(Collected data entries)
═══

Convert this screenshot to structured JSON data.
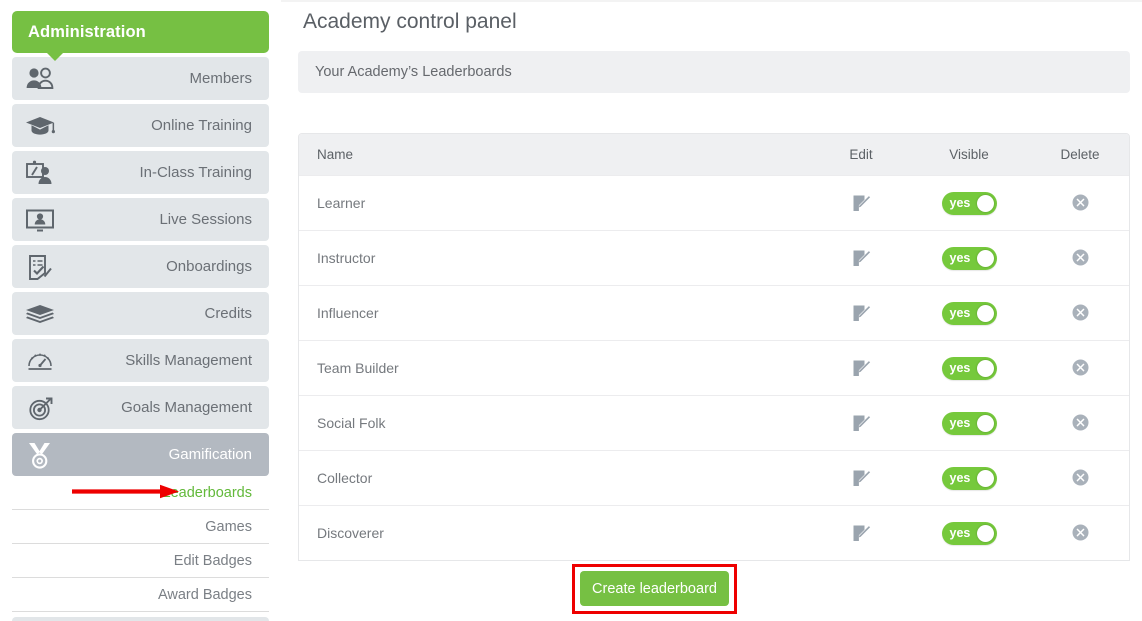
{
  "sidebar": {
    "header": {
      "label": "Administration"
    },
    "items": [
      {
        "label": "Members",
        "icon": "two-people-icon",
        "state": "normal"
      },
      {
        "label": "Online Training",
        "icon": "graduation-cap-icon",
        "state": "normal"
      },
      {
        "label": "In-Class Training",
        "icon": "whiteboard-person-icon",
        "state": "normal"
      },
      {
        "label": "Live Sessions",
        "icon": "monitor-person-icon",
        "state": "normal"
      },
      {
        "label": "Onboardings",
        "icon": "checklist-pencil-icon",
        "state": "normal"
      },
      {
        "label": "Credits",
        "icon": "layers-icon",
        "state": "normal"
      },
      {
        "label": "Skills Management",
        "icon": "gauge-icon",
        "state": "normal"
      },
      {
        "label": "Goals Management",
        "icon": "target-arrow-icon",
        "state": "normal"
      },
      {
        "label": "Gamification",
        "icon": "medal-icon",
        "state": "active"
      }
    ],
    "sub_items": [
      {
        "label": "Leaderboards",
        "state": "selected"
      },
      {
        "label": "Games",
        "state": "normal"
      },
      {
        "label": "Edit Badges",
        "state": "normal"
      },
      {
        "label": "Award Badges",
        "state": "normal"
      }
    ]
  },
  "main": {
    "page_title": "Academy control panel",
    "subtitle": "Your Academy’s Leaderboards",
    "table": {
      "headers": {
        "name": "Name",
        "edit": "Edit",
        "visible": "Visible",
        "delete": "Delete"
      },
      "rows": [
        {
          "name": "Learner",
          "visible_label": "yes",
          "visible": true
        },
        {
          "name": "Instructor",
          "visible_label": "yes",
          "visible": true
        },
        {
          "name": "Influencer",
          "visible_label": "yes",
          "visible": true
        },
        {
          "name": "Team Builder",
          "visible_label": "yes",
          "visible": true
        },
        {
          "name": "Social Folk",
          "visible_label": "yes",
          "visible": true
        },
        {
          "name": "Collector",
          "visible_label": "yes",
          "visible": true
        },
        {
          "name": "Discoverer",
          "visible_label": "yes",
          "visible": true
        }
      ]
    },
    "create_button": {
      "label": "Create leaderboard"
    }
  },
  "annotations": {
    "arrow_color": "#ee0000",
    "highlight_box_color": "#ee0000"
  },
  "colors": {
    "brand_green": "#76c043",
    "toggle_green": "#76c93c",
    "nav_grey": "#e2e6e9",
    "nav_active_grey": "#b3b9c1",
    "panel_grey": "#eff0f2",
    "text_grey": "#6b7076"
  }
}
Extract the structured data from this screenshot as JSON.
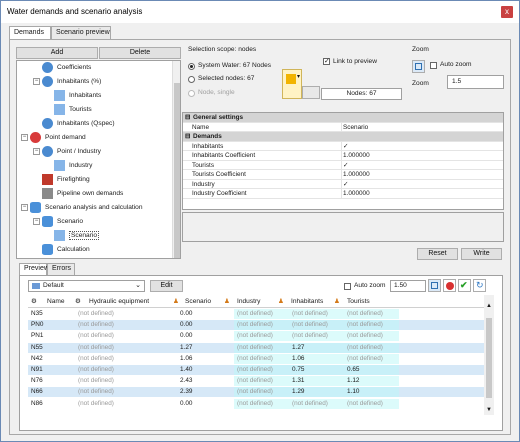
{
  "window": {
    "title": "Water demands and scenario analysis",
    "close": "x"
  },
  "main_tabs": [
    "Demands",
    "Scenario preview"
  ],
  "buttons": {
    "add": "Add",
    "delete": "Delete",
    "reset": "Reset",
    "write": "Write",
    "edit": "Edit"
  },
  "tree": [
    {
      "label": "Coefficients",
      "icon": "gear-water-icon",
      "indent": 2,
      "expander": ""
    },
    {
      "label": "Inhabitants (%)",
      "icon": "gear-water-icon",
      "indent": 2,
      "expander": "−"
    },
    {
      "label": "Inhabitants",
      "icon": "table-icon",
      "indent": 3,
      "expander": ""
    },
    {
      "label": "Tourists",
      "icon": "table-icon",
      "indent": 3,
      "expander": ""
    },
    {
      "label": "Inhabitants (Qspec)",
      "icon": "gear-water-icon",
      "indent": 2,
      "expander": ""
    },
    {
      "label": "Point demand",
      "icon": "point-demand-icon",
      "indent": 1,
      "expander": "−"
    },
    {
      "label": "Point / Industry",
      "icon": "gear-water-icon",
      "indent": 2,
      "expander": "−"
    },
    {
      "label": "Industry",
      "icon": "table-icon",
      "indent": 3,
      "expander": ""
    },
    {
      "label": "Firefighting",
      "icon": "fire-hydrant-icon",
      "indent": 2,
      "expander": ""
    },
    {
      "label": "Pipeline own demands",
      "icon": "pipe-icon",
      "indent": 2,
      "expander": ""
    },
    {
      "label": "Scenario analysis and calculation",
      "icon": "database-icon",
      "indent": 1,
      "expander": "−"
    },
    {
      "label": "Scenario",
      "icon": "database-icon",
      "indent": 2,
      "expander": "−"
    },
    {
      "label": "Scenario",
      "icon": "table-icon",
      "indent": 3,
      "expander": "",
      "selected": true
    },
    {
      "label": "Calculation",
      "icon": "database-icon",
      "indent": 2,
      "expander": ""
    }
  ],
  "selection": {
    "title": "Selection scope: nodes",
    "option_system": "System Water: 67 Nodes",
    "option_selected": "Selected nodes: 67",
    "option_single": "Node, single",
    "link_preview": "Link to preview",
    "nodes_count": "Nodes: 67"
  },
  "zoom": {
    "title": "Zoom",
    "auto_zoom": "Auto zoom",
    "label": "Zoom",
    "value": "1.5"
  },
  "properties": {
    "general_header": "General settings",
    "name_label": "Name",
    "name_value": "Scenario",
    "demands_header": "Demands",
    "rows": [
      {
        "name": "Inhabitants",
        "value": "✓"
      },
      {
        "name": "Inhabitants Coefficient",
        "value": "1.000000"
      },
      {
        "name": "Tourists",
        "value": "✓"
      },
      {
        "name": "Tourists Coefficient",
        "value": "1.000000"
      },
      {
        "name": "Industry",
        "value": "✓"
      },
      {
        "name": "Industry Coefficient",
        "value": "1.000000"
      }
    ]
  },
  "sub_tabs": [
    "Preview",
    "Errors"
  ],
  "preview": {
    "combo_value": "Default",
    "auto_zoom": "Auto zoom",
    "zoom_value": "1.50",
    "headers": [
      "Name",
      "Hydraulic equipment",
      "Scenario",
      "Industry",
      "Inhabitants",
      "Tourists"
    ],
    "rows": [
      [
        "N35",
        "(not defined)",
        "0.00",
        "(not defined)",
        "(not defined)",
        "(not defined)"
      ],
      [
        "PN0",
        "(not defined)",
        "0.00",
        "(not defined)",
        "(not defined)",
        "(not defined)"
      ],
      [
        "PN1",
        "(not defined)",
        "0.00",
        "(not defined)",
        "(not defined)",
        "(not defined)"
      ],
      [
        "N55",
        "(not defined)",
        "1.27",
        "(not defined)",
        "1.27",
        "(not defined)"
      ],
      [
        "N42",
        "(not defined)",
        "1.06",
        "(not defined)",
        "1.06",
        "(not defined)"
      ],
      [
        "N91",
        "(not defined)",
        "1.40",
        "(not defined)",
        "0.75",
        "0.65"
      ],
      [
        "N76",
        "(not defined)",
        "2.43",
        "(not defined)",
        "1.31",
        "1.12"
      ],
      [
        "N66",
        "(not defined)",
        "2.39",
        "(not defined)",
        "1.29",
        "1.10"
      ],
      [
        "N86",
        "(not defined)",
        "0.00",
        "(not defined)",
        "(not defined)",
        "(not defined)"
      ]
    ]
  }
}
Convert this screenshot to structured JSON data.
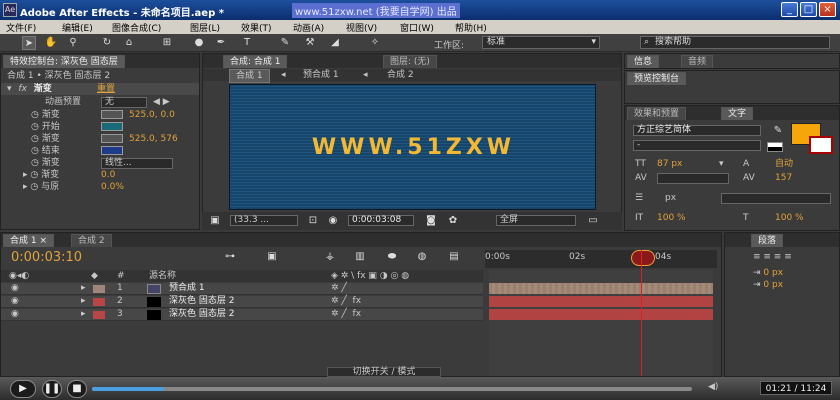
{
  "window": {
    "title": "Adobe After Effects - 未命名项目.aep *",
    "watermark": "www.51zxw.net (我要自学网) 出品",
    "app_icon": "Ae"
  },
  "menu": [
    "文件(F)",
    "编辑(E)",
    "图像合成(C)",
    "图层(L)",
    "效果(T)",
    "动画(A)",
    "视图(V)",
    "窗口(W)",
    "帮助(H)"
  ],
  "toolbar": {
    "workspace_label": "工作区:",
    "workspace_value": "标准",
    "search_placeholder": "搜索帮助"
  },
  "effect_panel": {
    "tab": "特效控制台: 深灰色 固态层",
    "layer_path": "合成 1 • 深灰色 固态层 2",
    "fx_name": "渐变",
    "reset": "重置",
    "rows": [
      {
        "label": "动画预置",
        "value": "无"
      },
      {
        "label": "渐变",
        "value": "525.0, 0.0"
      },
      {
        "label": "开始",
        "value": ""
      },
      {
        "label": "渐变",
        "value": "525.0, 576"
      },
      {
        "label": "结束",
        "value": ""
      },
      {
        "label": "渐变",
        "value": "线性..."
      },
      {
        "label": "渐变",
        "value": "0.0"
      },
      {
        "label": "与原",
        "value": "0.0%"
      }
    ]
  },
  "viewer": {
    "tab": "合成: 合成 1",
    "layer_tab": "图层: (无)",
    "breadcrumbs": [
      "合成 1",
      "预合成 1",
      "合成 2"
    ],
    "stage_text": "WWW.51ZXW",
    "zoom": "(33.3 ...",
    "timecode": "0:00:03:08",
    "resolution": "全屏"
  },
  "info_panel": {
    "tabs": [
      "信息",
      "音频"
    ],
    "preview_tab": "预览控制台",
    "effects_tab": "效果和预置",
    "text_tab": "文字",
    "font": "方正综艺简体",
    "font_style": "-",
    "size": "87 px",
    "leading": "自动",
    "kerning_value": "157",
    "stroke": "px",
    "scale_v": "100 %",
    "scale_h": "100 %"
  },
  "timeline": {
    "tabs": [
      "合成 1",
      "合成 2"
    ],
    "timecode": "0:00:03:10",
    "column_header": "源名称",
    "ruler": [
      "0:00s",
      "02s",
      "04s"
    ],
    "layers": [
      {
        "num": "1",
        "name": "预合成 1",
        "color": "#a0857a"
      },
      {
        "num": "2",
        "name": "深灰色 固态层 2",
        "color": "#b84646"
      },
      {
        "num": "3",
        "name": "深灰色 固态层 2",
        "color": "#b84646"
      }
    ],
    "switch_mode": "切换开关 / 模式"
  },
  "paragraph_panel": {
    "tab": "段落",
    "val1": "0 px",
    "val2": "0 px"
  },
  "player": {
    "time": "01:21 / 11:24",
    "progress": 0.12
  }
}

═══

▸ **WHAT YOU NEED TO DO**
Identify every line above with the string "Leaderboards" in it. Copy those lines.

▸ **TASK OUTPUT**
        "label": "Leaderboards",
    "subtitle": "Your Academy’s Leaderboards",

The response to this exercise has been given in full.